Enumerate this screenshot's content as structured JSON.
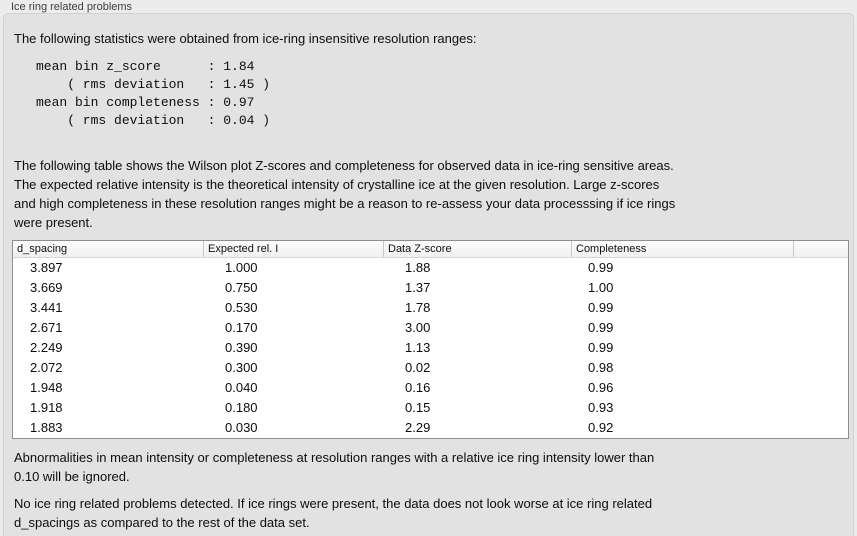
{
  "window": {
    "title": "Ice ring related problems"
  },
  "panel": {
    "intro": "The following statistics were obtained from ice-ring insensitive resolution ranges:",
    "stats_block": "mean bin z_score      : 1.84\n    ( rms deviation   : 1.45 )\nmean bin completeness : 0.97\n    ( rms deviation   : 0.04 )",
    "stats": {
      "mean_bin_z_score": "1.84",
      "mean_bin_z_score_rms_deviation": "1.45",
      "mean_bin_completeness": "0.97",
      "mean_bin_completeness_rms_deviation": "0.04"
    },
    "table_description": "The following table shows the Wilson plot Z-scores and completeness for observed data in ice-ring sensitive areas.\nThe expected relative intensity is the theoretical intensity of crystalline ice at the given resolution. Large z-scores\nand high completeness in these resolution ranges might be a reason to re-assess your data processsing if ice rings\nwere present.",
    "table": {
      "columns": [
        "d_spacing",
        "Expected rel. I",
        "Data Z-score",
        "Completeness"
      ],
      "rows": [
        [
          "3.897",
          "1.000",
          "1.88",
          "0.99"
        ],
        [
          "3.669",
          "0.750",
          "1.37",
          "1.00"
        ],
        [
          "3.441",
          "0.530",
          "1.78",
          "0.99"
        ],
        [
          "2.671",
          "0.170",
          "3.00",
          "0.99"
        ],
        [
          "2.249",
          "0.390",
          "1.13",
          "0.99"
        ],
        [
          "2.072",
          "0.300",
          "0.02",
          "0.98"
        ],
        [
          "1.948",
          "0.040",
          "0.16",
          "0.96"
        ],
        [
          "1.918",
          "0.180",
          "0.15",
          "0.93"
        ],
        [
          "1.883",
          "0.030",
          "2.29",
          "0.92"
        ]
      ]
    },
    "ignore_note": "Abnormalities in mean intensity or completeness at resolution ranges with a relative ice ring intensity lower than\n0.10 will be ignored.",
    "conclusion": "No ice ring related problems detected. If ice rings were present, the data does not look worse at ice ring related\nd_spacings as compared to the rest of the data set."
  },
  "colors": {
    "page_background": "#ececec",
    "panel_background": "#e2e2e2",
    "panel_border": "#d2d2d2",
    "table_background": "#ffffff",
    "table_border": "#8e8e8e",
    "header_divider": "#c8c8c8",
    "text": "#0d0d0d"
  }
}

--

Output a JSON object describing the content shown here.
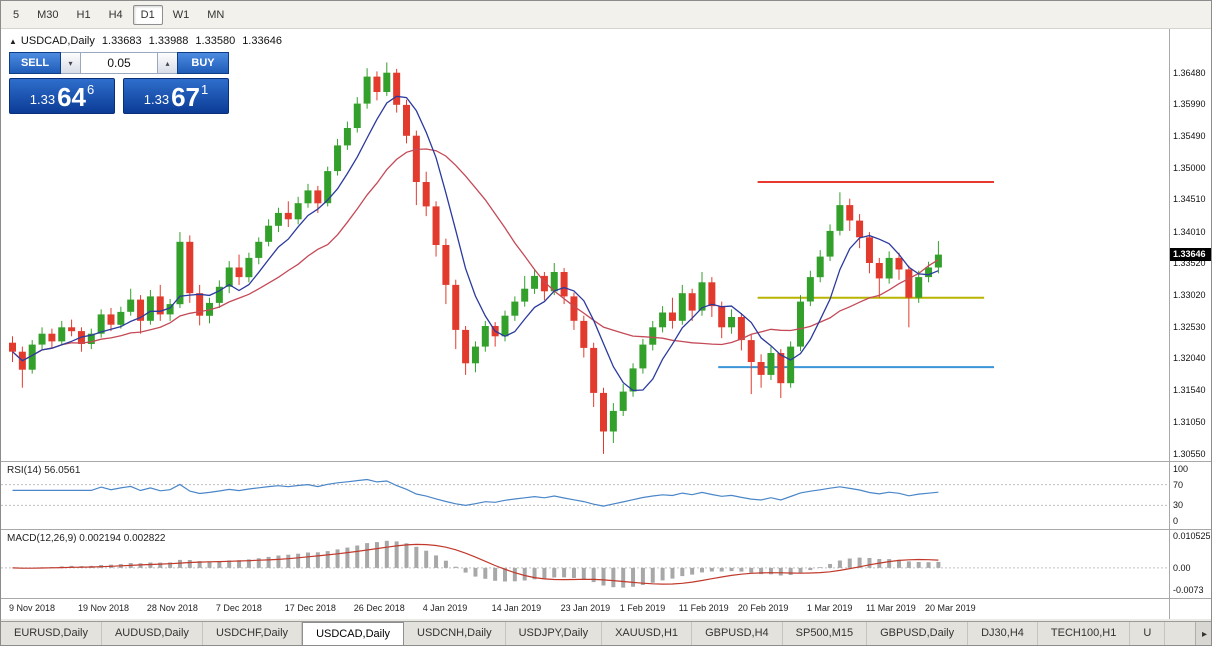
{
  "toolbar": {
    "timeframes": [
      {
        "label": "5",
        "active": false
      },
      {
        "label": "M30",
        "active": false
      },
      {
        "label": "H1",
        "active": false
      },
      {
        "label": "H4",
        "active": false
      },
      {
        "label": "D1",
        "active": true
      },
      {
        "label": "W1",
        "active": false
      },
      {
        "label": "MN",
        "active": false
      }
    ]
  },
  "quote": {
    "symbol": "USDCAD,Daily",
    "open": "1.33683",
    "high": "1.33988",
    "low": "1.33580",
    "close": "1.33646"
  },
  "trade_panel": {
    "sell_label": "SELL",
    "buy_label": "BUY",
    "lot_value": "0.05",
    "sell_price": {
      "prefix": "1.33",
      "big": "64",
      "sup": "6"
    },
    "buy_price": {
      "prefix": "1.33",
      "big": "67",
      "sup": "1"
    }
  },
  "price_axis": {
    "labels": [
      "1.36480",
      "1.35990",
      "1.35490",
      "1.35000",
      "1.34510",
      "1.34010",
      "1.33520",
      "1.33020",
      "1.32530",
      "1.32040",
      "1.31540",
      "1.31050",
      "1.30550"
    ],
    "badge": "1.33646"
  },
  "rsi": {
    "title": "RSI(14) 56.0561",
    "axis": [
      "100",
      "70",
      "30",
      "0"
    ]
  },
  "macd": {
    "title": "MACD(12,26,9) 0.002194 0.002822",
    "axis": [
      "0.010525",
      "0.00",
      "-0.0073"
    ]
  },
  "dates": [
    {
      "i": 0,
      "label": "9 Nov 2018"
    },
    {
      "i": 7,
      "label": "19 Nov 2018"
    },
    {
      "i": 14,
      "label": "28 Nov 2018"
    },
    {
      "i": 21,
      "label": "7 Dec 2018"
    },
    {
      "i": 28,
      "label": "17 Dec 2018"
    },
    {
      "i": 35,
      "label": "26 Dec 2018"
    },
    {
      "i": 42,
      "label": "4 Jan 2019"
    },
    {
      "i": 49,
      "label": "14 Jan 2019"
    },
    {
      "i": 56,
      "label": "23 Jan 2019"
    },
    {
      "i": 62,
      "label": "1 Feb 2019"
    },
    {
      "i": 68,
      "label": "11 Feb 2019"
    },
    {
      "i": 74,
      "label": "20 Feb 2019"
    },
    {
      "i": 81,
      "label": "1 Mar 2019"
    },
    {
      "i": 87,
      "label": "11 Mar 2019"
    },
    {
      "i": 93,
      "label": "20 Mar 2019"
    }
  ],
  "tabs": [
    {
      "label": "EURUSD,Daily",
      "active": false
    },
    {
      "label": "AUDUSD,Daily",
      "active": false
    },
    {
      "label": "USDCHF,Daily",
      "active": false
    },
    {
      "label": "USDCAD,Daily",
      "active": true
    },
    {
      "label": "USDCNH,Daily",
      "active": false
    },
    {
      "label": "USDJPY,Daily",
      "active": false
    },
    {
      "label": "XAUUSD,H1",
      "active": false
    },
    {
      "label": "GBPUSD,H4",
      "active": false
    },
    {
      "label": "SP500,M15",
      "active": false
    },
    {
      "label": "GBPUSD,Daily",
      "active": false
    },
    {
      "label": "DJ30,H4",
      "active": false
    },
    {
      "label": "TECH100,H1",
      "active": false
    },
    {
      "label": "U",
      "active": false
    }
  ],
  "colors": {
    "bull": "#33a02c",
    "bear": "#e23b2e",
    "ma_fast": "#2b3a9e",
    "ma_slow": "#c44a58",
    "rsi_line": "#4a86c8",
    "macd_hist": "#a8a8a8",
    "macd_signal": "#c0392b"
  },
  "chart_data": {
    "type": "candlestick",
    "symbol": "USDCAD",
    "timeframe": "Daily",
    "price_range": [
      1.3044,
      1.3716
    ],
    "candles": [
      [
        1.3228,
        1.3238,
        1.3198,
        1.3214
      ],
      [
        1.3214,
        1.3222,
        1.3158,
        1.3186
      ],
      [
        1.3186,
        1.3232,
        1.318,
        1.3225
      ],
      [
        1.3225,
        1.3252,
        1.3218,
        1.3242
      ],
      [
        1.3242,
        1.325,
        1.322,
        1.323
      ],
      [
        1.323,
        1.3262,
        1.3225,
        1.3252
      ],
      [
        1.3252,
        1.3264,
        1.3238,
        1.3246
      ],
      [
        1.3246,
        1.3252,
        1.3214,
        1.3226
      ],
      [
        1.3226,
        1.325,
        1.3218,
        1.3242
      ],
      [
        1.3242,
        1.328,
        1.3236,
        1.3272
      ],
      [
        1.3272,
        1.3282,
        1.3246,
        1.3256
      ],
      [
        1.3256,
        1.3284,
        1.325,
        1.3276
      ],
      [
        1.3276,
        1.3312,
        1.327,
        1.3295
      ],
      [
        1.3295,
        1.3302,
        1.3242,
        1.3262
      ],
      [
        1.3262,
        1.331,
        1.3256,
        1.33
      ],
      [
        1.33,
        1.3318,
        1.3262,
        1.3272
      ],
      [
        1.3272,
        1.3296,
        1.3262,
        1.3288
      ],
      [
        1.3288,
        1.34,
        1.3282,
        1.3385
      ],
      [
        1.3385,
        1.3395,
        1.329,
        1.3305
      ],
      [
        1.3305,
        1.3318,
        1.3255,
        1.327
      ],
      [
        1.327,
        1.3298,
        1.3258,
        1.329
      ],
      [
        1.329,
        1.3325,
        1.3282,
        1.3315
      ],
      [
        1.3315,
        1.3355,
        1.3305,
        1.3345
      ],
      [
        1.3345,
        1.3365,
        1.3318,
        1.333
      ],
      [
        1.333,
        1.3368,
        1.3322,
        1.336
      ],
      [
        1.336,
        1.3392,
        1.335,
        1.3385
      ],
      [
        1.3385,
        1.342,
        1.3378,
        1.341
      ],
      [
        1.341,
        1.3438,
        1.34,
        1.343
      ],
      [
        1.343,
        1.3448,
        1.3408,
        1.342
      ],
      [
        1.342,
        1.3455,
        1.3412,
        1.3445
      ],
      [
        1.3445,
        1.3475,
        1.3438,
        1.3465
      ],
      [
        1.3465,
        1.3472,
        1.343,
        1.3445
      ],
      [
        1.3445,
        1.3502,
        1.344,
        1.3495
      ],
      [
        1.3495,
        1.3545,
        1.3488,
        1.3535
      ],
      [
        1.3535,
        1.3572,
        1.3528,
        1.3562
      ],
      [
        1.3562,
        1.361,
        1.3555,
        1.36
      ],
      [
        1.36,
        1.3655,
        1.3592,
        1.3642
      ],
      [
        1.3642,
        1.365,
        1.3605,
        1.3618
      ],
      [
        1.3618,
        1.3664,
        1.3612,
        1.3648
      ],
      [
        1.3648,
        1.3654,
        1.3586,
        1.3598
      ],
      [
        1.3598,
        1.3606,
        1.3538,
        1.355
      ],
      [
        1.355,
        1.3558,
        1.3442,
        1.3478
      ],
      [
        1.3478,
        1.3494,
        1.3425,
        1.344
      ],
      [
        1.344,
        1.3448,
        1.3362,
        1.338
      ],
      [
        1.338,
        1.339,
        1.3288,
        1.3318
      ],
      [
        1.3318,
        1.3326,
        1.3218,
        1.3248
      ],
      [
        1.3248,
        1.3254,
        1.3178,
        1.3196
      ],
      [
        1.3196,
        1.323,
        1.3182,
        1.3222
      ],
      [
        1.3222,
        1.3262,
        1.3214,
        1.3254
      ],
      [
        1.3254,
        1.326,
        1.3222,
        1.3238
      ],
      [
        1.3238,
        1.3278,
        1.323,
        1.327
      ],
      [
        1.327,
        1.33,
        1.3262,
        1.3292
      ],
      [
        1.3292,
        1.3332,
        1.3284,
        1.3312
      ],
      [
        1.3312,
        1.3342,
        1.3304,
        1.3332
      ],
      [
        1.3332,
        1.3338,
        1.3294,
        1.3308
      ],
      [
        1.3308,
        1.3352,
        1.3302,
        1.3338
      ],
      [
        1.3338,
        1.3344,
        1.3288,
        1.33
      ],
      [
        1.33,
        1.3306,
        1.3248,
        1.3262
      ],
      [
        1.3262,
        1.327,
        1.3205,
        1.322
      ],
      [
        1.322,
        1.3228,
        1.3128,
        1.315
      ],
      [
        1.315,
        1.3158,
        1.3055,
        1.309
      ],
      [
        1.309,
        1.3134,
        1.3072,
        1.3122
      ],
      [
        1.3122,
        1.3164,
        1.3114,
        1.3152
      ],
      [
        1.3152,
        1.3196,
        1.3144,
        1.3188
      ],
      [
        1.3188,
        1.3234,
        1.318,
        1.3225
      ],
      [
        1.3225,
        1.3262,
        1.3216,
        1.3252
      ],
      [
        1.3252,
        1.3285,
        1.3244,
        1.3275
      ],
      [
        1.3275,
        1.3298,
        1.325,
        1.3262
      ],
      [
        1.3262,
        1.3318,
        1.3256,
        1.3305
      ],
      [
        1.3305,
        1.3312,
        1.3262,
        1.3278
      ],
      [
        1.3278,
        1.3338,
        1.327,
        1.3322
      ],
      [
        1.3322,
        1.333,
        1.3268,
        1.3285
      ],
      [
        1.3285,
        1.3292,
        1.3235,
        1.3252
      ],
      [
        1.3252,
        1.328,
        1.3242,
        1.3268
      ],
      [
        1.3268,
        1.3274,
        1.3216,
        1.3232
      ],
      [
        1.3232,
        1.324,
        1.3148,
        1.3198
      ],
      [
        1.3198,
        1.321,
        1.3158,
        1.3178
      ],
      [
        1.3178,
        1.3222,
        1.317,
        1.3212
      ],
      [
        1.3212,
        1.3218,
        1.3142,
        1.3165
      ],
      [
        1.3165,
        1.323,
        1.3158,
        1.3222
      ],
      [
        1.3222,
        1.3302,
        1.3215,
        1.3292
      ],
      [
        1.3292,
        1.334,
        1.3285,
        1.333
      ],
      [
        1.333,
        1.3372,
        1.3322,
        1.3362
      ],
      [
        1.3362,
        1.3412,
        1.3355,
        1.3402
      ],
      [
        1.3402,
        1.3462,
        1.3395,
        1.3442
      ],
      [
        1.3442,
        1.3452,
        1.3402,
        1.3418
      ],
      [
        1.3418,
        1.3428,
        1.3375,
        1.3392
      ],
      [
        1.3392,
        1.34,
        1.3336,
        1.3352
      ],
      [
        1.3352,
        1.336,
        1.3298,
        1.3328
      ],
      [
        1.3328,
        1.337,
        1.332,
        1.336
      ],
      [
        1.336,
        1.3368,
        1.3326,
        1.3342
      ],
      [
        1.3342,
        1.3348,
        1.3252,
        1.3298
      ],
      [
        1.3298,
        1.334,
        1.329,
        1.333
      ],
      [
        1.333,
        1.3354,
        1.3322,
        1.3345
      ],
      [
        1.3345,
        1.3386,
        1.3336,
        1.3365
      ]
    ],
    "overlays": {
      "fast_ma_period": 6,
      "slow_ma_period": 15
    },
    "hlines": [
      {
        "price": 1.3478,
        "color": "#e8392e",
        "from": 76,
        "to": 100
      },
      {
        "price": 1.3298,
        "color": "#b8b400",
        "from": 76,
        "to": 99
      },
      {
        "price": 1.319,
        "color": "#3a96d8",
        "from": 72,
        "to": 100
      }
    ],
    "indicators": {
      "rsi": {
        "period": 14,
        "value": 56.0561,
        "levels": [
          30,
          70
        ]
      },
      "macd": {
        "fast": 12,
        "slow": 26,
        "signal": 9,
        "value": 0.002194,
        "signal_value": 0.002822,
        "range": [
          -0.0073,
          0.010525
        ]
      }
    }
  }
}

# WORK TO DO:
Every line of the records that includes the word "high" should be gathered.

# EXERCISE SOLUTION:
    "table_description": "The following table shows the Wilson plot Z-scores and completeness for observed data in ice-ring sensitive areas.\nThe expected relative intensity is the theoretical intensity of crystalline ice at the given resolution. Large z-scores\nand high completeness in these resolution ranges might be a reason to re-assess your data processsing if ice rings\nwere present.",
    "high": "1.33988",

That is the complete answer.